_Directions_
In the copy, include every entry exactly but none of the images.

_Dataset rows_
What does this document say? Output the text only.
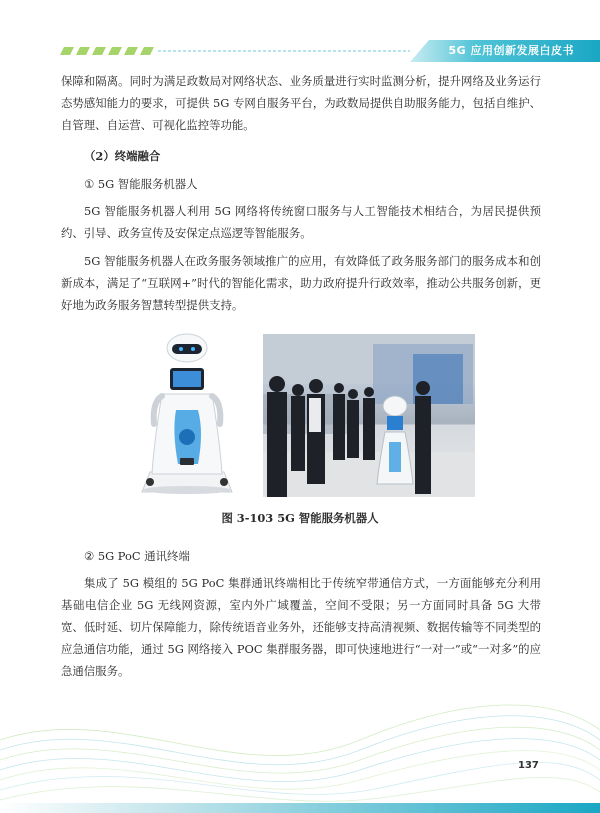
5G 应用创新发展白皮书

保障和隔离。同时为满足政数局对网络状态、业务质量进行实时监测分析，提升网络及业务运行态势感知能力的要求，可提供 5G 专网自服务平台，为政数局提供自助服务能力，包括自维护、自管理、自运营、可视化监控等功能。

（2）终端融合

① 5G 智能服务机器人

5G 智能服务机器人利用 5G 网络将传统窗口服务与人工智能技术相结合，为居民提供预约、引导、政务宣传及安保定点巡逻等智能服务。

5G 智能服务机器人在政务服务领域推广的应用，有效降低了政务服务部门的服务成本和创新成本，满足了“互联网+”时代的智能化需求，助力政府提升行政效率，推动公共服务创新，更好地为政务服务智慧转型提供支持。

图 3-103 5G 智能服务机器人

② 5G PoC 通讯终端

集成了 5G 模组的 5G PoC 集群通讯终端相比于传统窄带通信方式，一方面能够充分利用基础电信企业 5G 无线网资源，室内外广域覆盖，空间不受限；另一方面同时具备 5G 大带宽、低时延、切片保障能力，除传统语音业务外，还能够支持高清视频、数据传输等不同类型的应急通信功能，通过 5G 网络接入 POC 集群服务器，即可快速地进行“一对一”或“一对多”的应急通信服务。

137
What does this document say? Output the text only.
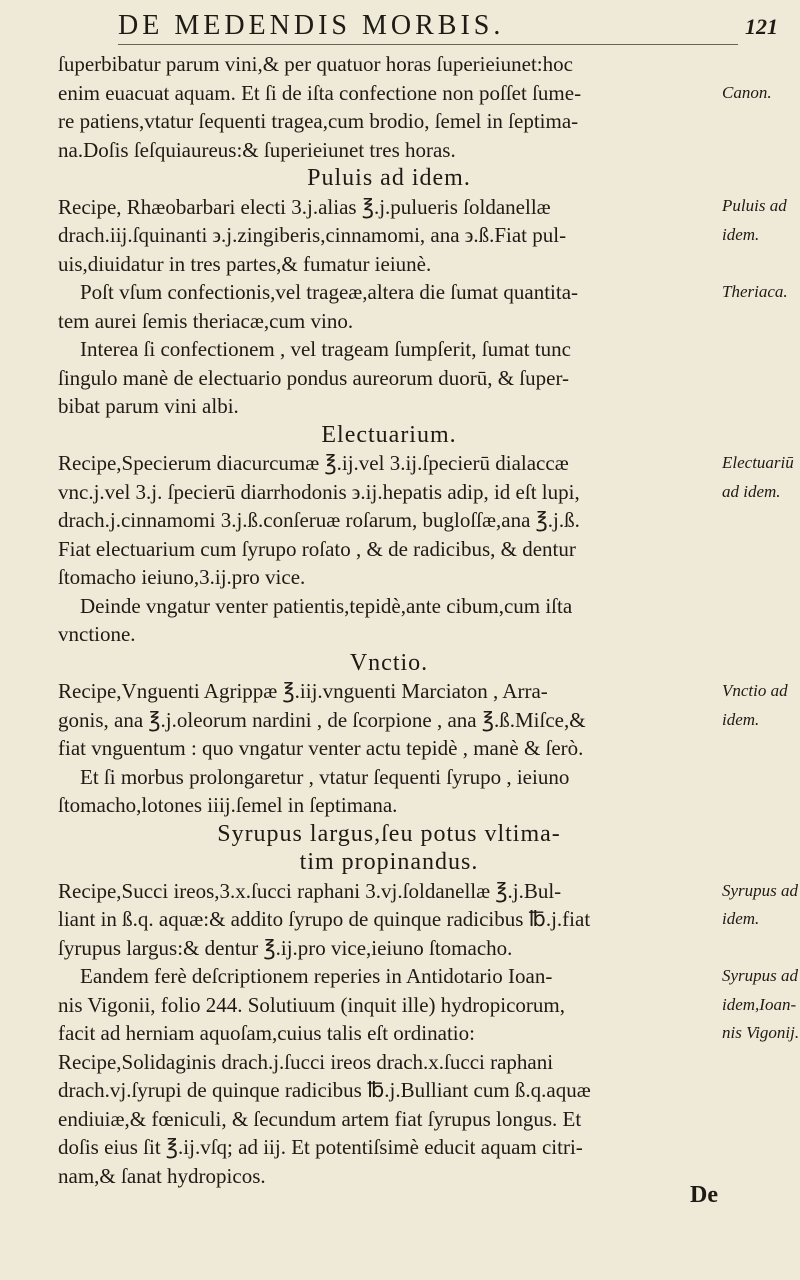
DE MEDENDIS MORBIS.	121
ſuperbibatur parum vini,& per quatuor horas ſuperieiunet:hoc
enim euacuat aquam. Et ſi de iſta confectione non poſſet ſume-
re patiens,vtatur ſequenti tragea,cum brodio, ſemel in ſeptima-
na.Doſis ſeſquiaureus:& ſuperieiunet tres horas.
Puluis ad idem.
Recipe, Rhæobarbari electi 3.j.alias ℥.j.pulueris ſoldanellæ
drach.iij.ſquinanti ϶.j.zingiberis,cinnamomi, ana ϶.ß.Fiat pul-
uis,diuidatur in tres partes,& fumatur ieiunè.
Poſt vſum confectionis,vel trageæ,altera die ſumat quantita-
tem aurei ſemis theriacæ,cum vino.
Interea ſi confectionem , vel trageam ſumpſerit, ſumat tunc
ſingulo manè de electuario pondus aureorum duorū, & ſuper-
bibat parum vini albi.
Electuarium.
Recipe,Specierum diacurcumæ ℥.ij.vel 3.ij.ſpecierū dialaccæ
vnc.j.vel 3.j. ſpecierū diarrhodonis ϶.ij.hepatis adip, id eſt lupi,
drach.j.cinnamomi 3.j.ß.conſeruæ roſarum, bugloſſæ,ana ℥.j.ß.
Fiat electuarium cum ſyrupo roſato , & de radicibus, & dentur
ſtomacho ieiuno,3.ij.pro vice.
Deinde vngatur venter patientis,tepidè,ante cibum,cum iſta
vnctione.
Vnctio.
Recipe,Vnguenti Agrippæ ℥.iij.vnguenti Marciaton , Arra-
gonis, ana ℥.j.oleorum nardini , de ſcorpione , ana ℥.ß.Miſce,&
fiat vnguentum : quo vngatur venter actu tepidè , manè & ſerò.
Et ſi morbus prolongaretur , vtatur ſequenti ſyrupo , ieiuno
ſtomacho,lotones iiij.ſemel in ſeptimana.
Syrupus largus,ſeu potus vltima-
tim propinandus.
Recipe,Succi ireos,3.x.ſucci raphani 3.vj.ſoldanellæ ℥.j.Bul-
liant in ß.q. aquæ:& addito ſyrupo de quinque radicibus ℔.j.fiat
ſyrupus largus:& dentur ℥.ij.pro vice,ieiuno ſtomacho.
Eandem ferè deſcriptionem reperies in Antidotario Ioan-
nis Vigonii, folio 244. Solutiuum (inquit ille) hydropicorum,
facit ad herniam aquoſam,cuius talis eſt ordinatio:
Recipe,Solidaginis drach.j.ſucci ireos drach.x.ſucci raphani
drach.vj.ſyrupi de quinque radicibus ℔.j.Bulliant cum ß.q.aquæ
endiuiæ,& fœniculi, & ſecundum artem fiat ſyrupus longus. Et
doſis eius ſit ℥.ij.vſq; ad iij. Et potentiſsimè educit aquam citri-
nam,& ſanat hydropicos.
Canon.
Puluis ad
idem.
Theriaca.
Electuariū
ad idem.
Vnctio ad
idem.
Syrupus ad
idem.
Syrupus ad
idem,Ioan-
nis Vigonij.
De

_The answer_
What does this document say? Output the text only.
5G 应用创新发展白皮书

保障和隔离。同时为满足政数局对网络状态、业务质量进行实时监测分析，提升网络及业务运行态势感知能力的要求，可提供 5G 专网自服务平台，为政数局提供自助服务能力，包括自维护、自管理、自运营、可视化监控等功能。

（2）终端融合

① 5G 智能服务机器人

5G 智能服务机器人利用 5G 网络将传统窗口服务与人工智能技术相结合，为居民提供预约、引导、政务宣传及安保定点巡逻等智能服务。

5G 智能服务机器人在政务服务领域推广的应用，有效降低了政务服务部门的服务成本和创新成本，满足了“互联网+”时代的智能化需求，助力政府提升行政效率，推动公共服务创新，更好地为政务服务智慧转型提供支持。

图 3-103 5G 智能服务机器人

② 5G PoC 通讯终端

集成了 5G 模组的 5G PoC 集群通讯终端相比于传统窄带通信方式，一方面能够充分利用基础电信企业 5G 无线网资源，室内外广域覆盖，空间不受限；另一方面同时具备 5G 大带宽、低时延、切片保障能力，除传统语音业务外，还能够支持高清视频、数据传输等不同类型的应急通信功能，通过 5G 网络接入 POC 集群服务器，即可快速地进行“一对一”或“一对多”的应急通信服务。

137
What does this document say? Output the text only.
DE MEDENDIS MORBIS.	121
ſuperbibatur parum vini,& per quatuor horas ſuperieiunet:hoc
enim euacuat aquam. Et ſi de iſta confectione non poſſet ſume-
re patiens,vtatur ſequenti tragea,cum brodio, ſemel in ſeptima-
na.Doſis ſeſquiaureus:& ſuperieiunet tres horas.
Puluis ad idem.
Recipe, Rhæobarbari electi 3.j.alias ℥.j.pulueris ſoldanellæ
drach.iij.ſquinanti ϶.j.zingiberis,cinnamomi, ana ϶.ß.Fiat pul-
uis,diuidatur in tres partes,& fumatur ieiunè.
Poſt vſum confectionis,vel trageæ,altera die ſumat quantita-
tem aurei ſemis theriacæ,cum vino.
Interea ſi confectionem , vel trageam ſumpſerit, ſumat tunc
ſingulo manè de electuario pondus aureorum duorū, & ſuper-
bibat parum vini albi.
Electuarium.
Recipe,Specierum diacurcumæ ℥.ij.vel 3.ij.ſpecierū dialaccæ
vnc.j.vel 3.j. ſpecierū diarrhodonis ϶.ij.hepatis adip, id eſt lupi,
drach.j.cinnamomi 3.j.ß.conſeruæ roſarum, bugloſſæ,ana ℥.j.ß.
Fiat electuarium cum ſyrupo roſato , & de radicibus, & dentur
ſtomacho ieiuno,3.ij.pro vice.
Deinde vngatur venter patientis,tepidè,ante cibum,cum iſta
vnctione.
Vnctio.
Recipe,Vnguenti Agrippæ ℥.iij.vnguenti Marciaton , Arra-
gonis, ana ℥.j.oleorum nardini , de ſcorpione , ana ℥.ß.Miſce,&
fiat vnguentum : quo vngatur venter actu tepidè , manè & ſerò.
Et ſi morbus prolongaretur , vtatur ſequenti ſyrupo , ieiuno
ſtomacho,lotones iiij.ſemel in ſeptimana.
Syrupus largus,ſeu potus vltima-
tim propinandus.
Recipe,Succi ireos,3.x.ſucci raphani 3.vj.ſoldanellæ ℥.j.Bul-
liant in ß.q. aquæ:& addito ſyrupo de quinque radicibus ℔.j.fiat
ſyrupus largus:& dentur ℥.ij.pro vice,ieiuno ſtomacho.
Eandem ferè deſcriptionem reperies in Antidotario Ioan-
nis Vigonii, folio 244. Solutiuum (inquit ille) hydropicorum,
facit ad herniam aquoſam,cuius talis eſt ordinatio:
Recipe,Solidaginis drach.j.ſucci ireos drach.x.ſucci raphani
drach.vj.ſyrupi de quinque radicibus ℔.j.Bulliant cum ß.q.aquæ
endiuiæ,& fœniculi, & ſecundum artem fiat ſyrupus longus. Et
doſis eius ſit ℥.ij.vſq; ad iij. Et potentiſsimè educit aquam citri-
nam,& ſanat hydropicos.
Canon.
Puluis ad
idem.
Theriaca.
Electuariū
ad idem.
Vnctio ad
idem.
Syrupus ad
idem.
Syrupus ad
idem,Ioan-
nis Vigonij.
De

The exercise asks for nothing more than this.